GIVEN DATA:
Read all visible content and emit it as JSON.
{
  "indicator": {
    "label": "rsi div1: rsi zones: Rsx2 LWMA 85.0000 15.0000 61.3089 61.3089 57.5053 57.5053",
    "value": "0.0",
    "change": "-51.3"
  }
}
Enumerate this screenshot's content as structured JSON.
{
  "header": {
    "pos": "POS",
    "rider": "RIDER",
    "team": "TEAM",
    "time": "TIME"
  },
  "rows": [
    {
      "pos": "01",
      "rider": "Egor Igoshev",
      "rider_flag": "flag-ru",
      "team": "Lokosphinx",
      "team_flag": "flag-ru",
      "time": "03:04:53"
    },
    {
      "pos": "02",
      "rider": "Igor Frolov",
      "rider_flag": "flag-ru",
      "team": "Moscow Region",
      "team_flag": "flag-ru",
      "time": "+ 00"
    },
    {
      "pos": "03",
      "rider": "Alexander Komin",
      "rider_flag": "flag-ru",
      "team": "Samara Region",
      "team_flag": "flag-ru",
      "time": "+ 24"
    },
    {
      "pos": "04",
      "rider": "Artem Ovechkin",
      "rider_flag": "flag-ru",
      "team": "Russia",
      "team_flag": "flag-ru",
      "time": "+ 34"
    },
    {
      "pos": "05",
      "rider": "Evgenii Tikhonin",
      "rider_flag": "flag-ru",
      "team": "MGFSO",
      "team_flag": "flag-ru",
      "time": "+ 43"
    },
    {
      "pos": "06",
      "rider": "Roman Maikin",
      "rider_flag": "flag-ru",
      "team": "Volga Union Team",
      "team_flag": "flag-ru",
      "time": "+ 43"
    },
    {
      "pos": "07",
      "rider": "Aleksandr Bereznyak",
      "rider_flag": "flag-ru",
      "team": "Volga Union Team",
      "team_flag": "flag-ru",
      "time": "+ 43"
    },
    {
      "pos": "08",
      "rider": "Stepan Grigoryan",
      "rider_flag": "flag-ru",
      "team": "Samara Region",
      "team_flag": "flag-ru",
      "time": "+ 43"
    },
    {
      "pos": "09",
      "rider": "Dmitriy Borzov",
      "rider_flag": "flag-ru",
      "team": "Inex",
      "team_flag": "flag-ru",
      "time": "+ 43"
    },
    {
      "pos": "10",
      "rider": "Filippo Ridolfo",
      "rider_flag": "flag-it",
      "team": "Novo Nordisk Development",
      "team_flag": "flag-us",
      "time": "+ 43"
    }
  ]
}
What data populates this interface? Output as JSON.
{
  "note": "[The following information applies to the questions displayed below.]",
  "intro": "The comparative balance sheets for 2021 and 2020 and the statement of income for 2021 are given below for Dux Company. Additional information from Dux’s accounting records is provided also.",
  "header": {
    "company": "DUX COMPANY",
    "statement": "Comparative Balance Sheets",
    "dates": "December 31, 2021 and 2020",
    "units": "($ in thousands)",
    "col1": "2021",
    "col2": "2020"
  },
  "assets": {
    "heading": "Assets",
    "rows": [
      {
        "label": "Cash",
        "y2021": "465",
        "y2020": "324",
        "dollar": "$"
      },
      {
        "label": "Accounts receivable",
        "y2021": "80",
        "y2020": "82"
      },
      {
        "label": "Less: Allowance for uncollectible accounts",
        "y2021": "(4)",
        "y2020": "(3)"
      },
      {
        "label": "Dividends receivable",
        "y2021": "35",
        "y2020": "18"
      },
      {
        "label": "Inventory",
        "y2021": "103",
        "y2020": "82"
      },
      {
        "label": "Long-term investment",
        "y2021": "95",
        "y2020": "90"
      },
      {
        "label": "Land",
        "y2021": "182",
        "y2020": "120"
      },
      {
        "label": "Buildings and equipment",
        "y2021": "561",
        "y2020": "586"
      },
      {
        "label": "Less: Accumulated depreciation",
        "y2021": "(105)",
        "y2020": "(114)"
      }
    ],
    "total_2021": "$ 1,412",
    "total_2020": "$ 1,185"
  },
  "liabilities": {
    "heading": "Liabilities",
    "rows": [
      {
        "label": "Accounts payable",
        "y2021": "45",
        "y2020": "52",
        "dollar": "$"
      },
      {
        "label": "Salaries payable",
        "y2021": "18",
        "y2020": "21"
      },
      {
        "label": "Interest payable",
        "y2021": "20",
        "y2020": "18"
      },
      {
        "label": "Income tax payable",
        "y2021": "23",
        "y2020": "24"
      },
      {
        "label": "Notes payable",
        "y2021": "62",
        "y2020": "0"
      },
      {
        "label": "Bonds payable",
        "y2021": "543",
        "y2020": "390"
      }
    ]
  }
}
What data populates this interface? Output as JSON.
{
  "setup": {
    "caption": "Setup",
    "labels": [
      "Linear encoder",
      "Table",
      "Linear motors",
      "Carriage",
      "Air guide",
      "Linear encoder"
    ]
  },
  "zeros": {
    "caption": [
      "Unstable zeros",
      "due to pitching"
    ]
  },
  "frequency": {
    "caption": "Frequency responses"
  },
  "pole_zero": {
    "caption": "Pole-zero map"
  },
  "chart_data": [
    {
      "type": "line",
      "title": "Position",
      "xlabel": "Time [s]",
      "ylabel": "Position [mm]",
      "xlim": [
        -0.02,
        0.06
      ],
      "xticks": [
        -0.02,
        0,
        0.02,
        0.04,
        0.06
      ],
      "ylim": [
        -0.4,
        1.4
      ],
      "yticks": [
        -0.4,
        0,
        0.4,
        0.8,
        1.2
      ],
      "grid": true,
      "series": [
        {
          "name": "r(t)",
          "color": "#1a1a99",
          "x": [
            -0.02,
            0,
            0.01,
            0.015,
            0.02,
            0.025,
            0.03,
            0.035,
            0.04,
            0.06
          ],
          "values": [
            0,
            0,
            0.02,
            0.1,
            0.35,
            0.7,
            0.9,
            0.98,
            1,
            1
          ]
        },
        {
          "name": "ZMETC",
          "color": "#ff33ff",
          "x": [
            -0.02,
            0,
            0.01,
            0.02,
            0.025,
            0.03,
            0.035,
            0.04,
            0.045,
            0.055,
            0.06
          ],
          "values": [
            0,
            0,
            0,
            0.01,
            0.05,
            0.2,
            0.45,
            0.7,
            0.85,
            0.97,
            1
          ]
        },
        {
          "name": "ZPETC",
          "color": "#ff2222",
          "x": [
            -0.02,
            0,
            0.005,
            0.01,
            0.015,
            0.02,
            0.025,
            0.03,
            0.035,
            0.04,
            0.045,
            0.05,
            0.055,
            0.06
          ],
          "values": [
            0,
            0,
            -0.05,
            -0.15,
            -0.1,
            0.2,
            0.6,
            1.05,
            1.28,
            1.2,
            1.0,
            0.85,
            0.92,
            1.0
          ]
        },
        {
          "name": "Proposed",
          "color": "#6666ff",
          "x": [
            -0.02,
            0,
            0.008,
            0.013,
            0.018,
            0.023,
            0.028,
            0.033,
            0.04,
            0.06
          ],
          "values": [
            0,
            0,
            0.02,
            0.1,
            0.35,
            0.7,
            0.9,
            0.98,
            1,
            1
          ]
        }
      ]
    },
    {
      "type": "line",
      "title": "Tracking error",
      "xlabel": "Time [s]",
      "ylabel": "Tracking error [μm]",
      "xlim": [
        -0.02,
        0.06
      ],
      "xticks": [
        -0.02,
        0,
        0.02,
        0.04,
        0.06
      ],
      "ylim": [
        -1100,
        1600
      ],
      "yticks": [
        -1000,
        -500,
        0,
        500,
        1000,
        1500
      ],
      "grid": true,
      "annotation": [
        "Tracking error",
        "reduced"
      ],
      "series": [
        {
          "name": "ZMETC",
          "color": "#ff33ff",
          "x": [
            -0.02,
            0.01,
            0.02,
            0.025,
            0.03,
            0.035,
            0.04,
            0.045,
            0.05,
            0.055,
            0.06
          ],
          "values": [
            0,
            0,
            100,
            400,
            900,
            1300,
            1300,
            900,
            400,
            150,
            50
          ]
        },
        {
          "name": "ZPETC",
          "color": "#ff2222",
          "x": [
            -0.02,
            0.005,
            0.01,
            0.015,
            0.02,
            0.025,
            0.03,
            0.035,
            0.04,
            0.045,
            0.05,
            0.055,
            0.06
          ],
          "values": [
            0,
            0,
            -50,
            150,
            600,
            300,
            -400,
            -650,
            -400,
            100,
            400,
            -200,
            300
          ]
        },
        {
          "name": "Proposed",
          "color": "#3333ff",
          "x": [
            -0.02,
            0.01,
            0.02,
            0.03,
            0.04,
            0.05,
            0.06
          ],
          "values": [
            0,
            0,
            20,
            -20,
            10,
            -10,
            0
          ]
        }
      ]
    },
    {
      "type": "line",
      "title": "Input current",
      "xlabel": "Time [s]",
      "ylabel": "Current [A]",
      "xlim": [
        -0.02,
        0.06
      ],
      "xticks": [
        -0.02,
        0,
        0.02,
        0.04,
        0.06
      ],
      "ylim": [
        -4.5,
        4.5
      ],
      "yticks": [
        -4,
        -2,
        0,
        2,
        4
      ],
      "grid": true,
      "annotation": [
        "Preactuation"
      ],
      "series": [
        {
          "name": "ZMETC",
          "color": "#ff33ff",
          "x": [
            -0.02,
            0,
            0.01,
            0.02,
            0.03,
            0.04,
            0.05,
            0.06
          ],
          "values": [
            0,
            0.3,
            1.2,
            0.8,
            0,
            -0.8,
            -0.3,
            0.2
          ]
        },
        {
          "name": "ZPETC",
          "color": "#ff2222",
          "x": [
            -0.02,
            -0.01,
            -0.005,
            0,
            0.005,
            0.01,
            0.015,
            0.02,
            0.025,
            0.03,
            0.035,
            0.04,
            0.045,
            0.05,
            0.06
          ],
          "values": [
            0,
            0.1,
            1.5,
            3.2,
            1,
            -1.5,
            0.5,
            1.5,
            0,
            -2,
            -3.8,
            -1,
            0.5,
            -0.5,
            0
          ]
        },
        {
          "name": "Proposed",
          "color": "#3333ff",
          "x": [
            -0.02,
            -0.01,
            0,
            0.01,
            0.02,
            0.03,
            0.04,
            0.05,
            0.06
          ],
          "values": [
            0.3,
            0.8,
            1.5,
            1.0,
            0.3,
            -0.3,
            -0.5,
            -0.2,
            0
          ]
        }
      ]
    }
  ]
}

GIVEN EXERCISE: From the listing above, pick out each line where the word "error" appears.

ANSWER:
      "title": "Tracking error",
      "ylabel": "Tracking error [μm]",
        "Tracking error",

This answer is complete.